[Start DATA SHOWN]

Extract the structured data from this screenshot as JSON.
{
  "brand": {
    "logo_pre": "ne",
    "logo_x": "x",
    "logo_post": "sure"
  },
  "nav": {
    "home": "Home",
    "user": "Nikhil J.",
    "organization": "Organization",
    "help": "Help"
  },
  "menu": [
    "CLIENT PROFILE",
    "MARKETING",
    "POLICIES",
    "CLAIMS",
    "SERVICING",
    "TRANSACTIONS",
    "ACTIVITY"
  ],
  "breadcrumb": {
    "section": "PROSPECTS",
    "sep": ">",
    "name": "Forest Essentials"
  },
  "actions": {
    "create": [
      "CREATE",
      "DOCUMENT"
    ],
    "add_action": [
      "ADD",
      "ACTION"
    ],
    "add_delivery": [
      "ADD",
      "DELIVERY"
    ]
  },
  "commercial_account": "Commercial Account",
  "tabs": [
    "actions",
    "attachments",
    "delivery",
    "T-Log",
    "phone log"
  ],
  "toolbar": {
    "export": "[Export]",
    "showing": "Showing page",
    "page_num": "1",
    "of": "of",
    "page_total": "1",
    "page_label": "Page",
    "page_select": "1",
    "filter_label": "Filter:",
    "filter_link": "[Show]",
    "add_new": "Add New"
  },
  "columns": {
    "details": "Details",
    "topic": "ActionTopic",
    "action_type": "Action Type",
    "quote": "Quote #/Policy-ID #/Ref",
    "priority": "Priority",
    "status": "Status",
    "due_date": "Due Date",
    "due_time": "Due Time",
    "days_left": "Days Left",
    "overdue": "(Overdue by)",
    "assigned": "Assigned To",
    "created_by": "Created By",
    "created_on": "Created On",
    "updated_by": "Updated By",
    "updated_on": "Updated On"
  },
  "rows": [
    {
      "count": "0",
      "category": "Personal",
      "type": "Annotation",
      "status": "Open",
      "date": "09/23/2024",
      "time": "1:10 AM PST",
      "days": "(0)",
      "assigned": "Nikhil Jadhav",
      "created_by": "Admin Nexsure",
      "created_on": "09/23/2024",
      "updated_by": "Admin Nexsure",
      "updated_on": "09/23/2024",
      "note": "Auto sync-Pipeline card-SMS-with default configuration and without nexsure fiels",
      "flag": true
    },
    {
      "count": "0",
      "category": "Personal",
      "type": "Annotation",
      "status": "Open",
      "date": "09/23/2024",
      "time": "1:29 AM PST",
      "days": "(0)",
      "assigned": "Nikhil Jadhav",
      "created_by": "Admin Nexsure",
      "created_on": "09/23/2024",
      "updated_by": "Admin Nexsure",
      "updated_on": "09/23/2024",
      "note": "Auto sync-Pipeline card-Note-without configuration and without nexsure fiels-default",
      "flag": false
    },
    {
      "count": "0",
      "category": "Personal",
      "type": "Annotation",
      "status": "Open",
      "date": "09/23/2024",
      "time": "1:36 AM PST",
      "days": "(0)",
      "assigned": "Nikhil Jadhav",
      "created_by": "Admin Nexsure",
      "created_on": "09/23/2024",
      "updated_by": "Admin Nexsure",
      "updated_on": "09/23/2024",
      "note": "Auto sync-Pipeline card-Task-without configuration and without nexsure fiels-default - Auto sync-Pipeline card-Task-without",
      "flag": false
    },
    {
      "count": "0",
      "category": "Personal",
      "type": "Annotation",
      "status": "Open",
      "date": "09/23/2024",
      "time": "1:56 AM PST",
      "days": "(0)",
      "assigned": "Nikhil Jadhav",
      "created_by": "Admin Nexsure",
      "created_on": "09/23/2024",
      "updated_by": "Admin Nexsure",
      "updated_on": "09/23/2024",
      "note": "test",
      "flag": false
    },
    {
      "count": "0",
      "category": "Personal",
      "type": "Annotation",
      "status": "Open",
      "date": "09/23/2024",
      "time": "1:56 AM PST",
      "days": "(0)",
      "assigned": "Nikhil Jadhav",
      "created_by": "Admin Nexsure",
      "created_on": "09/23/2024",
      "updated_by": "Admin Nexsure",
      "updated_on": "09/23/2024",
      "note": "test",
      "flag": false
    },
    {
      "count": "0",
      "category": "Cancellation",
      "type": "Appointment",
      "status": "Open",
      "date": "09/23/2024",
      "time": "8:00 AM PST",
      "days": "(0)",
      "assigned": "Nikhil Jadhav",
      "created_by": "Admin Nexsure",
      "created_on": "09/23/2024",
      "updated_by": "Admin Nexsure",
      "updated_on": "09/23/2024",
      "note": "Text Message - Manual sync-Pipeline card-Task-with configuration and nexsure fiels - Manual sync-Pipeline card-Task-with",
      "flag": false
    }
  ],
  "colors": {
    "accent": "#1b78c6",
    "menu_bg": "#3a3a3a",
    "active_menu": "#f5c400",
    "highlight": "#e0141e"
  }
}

[End DATA SHOWN]

TASK STATEMENT:
Every record should be given again exactly.

THE REPLY:
Extract the structured data from this screenshot as JSON.
{
  "brand": {
    "logo_pre": "ne",
    "logo_x": "x",
    "logo_post": "sure"
  },
  "nav": {
    "home": "Home",
    "user": "Nikhil J.",
    "organization": "Organization",
    "help": "Help"
  },
  "menu": [
    "CLIENT PROFILE",
    "MARKETING",
    "POLICIES",
    "CLAIMS",
    "SERVICING",
    "TRANSACTIONS",
    "ACTIVITY"
  ],
  "breadcrumb": {
    "section": "PROSPECTS",
    "sep": ">",
    "name": "Forest Essentials"
  },
  "actions": {
    "create": [
      "CREATE",
      "DOCUMENT"
    ],
    "add_action": [
      "ADD",
      "ACTION"
    ],
    "add_delivery": [
      "ADD",
      "DELIVERY"
    ]
  },
  "commercial_account": "Commercial Account",
  "tabs": [
    "actions",
    "attachments",
    "delivery",
    "T-Log",
    "phone log"
  ],
  "toolbar": {
    "export": "[Export]",
    "showing": "Showing page",
    "page_num": "1",
    "of": "of",
    "page_total": "1",
    "page_label": "Page",
    "page_select": "1",
    "filter_label": "Filter:",
    "filter_link": "[Show]",
    "add_new": "Add New"
  },
  "columns": {
    "details": "Details",
    "topic": "ActionTopic",
    "action_type": "Action Type",
    "quote": "Quote #/Policy-ID #/Ref",
    "priority": "Priority",
    "status": "Status",
    "due_date": "Due Date",
    "due_time": "Due Time",
    "days_left": "Days Left",
    "overdue": "(Overdue by)",
    "assigned": "Assigned To",
    "created_by": "Created By",
    "created_on": "Created On",
    "updated_by": "Updated By",
    "updated_on": "Updated On"
  },
  "rows": [
    {
      "count": "0",
      "category": "Personal",
      "type": "Annotation",
      "status": "Open",
      "date": "09/23/2024",
      "time": "1:10 AM PST",
      "days": "(0)",
      "assigned": "Nikhil Jadhav",
      "created_by": "Admin Nexsure",
      "created_on": "09/23/2024",
      "updated_by": "Admin Nexsure",
      "updated_on": "09/23/2024",
      "note": "Auto sync-Pipeline card-SMS-with default configuration and without nexsure fiels",
      "flag": true
    },
    {
      "count": "0",
      "category": "Personal",
      "type": "Annotation",
      "status": "Open",
      "date": "09/23/2024",
      "time": "1:29 AM PST",
      "days": "(0)",
      "assigned": "Nikhil Jadhav",
      "created_by": "Admin Nexsure",
      "created_on": "09/23/2024",
      "updated_by": "Admin Nexsure",
      "updated_on": "09/23/2024",
      "note": "Auto sync-Pipeline card-Note-without configuration and without nexsure fiels-default",
      "flag": false
    },
    {
      "count": "0",
      "category": "Personal",
      "type": "Annotation",
      "status": "Open",
      "date": "09/23/2024",
      "time": "1:36 AM PST",
      "days": "(0)",
      "assigned": "Nikhil Jadhav",
      "created_by": "Admin Nexsure",
      "created_on": "09/23/2024",
      "updated_by": "Admin Nexsure",
      "updated_on": "09/23/2024",
      "note": "Auto sync-Pipeline card-Task-without configuration and without nexsure fiels-default - Auto sync-Pipeline card-Task-without",
      "flag": false
    },
    {
      "count": "0",
      "category": "Personal",
      "type": "Annotation",
      "status": "Open",
      "date": "09/23/2024",
      "time": "1:56 AM PST",
      "days": "(0)",
      "assigned": "Nikhil Jadhav",
      "created_by": "Admin Nexsure",
      "created_on": "09/23/2024",
      "updated_by": "Admin Nexsure",
      "updated_on": "09/23/2024",
      "note": "test",
      "flag": false
    },
    {
      "count": "0",
      "category": "Personal",
      "type": "Annotation",
      "status": "Open",
      "date": "09/23/2024",
      "time": "1:56 AM PST",
      "days": "(0)",
      "assigned": "Nikhil Jadhav",
      "created_by": "Admin Nexsure",
      "created_on": "09/23/2024",
      "updated_by": "Admin Nexsure",
      "updated_on": "09/23/2024",
      "note": "test",
      "flag": false
    },
    {
      "count": "0",
      "category": "Cancellation",
      "type": "Appointment",
      "status": "Open",
      "date": "09/23/2024",
      "time": "8:00 AM PST",
      "days": "(0)",
      "assigned": "Nikhil Jadhav",
      "created_by": "Admin Nexsure",
      "created_on": "09/23/2024",
      "updated_by": "Admin Nexsure",
      "updated_on": "09/23/2024",
      "note": "Text Message - Manual sync-Pipeline card-Task-with configuration and nexsure fiels - Manual sync-Pipeline card-Task-with",
      "flag": false
    }
  ],
  "colors": {
    "accent": "#1b78c6",
    "menu_bg": "#3a3a3a",
    "active_menu": "#f5c400",
    "highlight": "#e0141e"
  }
}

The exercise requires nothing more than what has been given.